Data shown →
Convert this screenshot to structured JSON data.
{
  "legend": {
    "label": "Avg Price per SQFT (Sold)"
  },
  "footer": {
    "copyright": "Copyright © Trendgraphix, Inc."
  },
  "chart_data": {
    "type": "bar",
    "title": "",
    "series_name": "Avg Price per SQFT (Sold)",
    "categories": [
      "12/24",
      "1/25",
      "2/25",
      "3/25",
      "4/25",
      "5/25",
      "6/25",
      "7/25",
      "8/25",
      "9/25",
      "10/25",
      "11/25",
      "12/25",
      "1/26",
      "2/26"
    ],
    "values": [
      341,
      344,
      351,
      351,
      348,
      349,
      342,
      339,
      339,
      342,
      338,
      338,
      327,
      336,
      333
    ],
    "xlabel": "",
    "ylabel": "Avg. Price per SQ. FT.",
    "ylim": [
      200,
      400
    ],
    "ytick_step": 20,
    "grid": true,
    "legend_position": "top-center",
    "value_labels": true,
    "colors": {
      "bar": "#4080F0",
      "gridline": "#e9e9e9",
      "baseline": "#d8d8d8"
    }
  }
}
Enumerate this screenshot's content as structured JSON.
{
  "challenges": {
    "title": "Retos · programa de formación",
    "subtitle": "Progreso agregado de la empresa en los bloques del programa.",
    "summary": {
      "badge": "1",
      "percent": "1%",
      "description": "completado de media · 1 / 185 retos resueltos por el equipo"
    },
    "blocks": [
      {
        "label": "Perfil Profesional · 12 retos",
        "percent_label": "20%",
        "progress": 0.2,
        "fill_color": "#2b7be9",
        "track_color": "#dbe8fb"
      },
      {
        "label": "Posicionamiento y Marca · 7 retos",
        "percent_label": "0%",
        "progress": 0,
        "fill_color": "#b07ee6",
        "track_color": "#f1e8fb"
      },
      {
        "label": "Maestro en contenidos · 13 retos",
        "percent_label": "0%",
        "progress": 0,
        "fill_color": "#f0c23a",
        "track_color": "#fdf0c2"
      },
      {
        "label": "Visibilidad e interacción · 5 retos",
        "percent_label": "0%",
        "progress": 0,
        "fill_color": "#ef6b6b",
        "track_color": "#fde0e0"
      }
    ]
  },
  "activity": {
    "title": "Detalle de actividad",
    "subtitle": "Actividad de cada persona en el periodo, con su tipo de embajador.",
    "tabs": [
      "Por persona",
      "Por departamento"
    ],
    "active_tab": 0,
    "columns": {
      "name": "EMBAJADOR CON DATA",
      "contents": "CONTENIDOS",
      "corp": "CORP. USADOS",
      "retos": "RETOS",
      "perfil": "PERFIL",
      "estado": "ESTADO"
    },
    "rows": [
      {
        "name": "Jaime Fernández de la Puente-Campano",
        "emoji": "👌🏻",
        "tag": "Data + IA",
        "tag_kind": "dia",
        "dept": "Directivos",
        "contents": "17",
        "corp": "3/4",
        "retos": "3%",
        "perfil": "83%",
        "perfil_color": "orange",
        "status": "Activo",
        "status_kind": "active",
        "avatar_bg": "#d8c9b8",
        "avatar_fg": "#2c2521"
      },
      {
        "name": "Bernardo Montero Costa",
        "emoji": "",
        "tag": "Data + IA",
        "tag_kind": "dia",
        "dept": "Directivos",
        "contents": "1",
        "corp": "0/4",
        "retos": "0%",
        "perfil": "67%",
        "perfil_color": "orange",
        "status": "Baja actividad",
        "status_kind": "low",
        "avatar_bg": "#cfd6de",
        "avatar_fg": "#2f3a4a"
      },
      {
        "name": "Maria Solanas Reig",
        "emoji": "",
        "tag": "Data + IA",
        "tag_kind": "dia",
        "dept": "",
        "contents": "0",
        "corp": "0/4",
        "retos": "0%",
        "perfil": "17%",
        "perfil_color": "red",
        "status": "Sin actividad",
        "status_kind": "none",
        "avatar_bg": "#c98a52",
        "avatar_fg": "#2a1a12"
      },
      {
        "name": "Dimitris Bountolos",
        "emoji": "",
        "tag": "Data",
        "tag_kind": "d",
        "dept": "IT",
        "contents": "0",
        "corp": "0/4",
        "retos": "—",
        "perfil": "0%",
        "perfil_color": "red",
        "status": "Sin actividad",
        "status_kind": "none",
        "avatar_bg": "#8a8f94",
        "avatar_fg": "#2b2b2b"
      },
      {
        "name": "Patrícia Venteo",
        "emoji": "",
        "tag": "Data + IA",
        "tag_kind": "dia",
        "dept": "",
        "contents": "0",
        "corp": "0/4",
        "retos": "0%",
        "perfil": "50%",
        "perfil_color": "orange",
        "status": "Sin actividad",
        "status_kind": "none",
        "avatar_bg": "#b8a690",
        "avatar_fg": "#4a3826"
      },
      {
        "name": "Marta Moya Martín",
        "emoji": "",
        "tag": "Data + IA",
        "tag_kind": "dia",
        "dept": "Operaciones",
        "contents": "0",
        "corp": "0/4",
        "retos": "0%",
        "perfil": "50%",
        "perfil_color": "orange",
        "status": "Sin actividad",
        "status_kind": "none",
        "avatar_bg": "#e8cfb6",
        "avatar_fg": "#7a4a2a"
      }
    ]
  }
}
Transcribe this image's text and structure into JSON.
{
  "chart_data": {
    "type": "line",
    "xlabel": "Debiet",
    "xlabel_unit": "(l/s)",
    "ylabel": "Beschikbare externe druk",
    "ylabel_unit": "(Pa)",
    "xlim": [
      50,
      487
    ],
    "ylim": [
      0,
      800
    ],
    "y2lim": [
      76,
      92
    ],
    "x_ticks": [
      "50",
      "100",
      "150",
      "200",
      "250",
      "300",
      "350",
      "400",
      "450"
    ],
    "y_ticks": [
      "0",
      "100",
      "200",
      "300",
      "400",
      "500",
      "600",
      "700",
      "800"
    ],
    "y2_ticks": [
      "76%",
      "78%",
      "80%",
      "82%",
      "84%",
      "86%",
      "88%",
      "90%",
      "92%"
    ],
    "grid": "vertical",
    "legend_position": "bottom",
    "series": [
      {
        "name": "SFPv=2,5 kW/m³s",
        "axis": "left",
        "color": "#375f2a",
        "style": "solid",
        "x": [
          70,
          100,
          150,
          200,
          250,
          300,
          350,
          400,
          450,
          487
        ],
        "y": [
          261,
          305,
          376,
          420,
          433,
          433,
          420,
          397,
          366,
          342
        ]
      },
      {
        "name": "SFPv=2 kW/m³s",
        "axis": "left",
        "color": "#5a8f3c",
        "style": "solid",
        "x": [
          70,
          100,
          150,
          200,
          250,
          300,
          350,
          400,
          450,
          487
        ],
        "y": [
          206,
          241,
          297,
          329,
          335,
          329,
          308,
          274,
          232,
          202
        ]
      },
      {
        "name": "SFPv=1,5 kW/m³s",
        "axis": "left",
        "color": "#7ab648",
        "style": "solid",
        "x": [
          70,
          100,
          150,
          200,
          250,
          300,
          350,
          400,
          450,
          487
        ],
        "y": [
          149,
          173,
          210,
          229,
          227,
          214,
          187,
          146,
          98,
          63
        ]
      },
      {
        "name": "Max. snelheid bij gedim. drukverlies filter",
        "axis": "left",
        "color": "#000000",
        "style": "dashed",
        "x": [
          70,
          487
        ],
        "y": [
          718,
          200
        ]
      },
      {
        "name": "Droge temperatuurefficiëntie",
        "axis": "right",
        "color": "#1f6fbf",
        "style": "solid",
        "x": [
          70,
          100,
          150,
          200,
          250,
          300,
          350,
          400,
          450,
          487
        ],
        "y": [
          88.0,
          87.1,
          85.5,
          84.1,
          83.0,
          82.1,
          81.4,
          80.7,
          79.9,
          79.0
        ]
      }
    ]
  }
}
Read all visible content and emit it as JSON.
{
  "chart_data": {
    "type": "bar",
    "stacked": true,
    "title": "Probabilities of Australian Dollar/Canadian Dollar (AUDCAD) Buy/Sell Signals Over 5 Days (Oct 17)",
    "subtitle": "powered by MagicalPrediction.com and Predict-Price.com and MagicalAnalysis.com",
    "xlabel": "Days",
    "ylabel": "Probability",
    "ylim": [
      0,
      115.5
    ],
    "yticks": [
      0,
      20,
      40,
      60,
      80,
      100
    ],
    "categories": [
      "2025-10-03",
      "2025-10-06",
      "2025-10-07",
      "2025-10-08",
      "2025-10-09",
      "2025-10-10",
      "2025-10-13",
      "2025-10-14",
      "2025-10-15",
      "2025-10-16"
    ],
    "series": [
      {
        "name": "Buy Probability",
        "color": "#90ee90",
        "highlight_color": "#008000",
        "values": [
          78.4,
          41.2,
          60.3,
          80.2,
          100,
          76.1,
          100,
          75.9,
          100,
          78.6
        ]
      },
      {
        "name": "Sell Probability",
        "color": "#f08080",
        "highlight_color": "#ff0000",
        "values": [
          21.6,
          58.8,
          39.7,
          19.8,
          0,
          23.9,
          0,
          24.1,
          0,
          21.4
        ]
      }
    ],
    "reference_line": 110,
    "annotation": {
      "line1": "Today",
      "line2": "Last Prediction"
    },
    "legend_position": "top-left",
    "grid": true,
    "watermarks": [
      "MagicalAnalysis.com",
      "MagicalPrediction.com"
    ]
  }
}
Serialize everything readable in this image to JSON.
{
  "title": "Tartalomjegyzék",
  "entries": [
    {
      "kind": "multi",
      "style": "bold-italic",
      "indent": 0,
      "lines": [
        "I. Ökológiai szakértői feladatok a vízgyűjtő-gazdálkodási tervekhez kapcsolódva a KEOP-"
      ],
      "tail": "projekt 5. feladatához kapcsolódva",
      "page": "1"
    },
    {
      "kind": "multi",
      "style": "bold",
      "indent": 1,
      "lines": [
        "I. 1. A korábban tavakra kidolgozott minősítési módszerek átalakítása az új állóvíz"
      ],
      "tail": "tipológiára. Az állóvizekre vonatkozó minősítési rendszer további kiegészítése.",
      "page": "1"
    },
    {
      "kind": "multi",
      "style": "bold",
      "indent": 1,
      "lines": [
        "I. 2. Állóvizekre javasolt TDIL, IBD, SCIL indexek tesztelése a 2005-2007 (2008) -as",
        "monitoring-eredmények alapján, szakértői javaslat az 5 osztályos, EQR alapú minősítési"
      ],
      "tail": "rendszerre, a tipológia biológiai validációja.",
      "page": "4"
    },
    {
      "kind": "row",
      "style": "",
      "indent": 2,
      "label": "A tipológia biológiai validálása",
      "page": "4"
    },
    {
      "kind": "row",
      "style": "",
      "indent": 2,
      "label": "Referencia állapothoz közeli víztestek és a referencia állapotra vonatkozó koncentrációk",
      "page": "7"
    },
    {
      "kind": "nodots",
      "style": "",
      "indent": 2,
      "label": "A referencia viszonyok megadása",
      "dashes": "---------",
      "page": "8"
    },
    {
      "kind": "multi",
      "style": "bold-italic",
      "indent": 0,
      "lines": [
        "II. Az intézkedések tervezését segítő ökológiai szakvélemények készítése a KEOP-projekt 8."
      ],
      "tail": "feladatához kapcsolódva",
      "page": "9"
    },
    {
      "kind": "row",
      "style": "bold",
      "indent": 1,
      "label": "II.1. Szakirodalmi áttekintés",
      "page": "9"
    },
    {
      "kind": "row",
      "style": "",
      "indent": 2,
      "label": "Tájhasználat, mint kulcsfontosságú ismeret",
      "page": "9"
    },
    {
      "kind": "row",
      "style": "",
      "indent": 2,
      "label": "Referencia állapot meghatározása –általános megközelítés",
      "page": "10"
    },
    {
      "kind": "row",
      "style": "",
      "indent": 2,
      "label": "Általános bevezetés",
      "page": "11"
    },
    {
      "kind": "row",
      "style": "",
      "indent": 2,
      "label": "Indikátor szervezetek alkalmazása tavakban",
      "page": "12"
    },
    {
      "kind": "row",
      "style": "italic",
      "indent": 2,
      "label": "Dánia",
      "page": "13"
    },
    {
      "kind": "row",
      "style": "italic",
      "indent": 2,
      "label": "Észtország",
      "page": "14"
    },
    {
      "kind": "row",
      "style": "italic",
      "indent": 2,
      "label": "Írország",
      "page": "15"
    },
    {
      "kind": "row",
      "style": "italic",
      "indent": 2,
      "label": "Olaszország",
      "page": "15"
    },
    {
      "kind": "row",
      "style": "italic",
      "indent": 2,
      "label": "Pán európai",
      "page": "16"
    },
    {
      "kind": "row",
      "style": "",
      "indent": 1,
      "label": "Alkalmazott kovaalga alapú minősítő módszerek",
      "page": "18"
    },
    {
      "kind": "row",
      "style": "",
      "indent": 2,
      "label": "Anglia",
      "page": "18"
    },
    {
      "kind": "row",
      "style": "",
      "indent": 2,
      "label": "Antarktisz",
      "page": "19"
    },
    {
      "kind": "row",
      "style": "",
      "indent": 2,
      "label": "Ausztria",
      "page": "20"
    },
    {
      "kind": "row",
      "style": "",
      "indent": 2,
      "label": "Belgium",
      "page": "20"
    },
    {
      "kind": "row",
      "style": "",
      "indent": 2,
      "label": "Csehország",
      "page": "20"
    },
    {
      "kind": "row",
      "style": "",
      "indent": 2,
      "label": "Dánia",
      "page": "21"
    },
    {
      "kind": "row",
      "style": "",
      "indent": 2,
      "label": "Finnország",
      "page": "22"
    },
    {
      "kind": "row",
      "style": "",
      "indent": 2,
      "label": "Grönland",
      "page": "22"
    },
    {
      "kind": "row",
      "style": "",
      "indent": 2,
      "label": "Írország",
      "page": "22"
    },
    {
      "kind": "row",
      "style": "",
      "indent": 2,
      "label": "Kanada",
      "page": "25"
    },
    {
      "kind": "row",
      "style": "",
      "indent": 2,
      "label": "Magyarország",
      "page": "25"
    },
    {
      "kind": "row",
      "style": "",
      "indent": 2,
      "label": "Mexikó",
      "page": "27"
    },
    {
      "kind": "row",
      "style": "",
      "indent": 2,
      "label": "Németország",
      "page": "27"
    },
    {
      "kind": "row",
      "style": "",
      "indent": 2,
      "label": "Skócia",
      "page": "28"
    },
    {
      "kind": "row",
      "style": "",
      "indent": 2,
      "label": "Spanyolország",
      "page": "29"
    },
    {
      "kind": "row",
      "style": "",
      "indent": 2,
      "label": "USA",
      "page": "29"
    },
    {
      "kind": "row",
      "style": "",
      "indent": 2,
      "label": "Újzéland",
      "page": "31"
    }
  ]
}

Problem to solve →
Read through the entries and copy every line that includes "MagicalAnalysis".

Reply →
    "subtitle": "powered by MagicalPrediction.com and Predict-Price.com and MagicalAnalysis.com",
      "MagicalAnalysis.com",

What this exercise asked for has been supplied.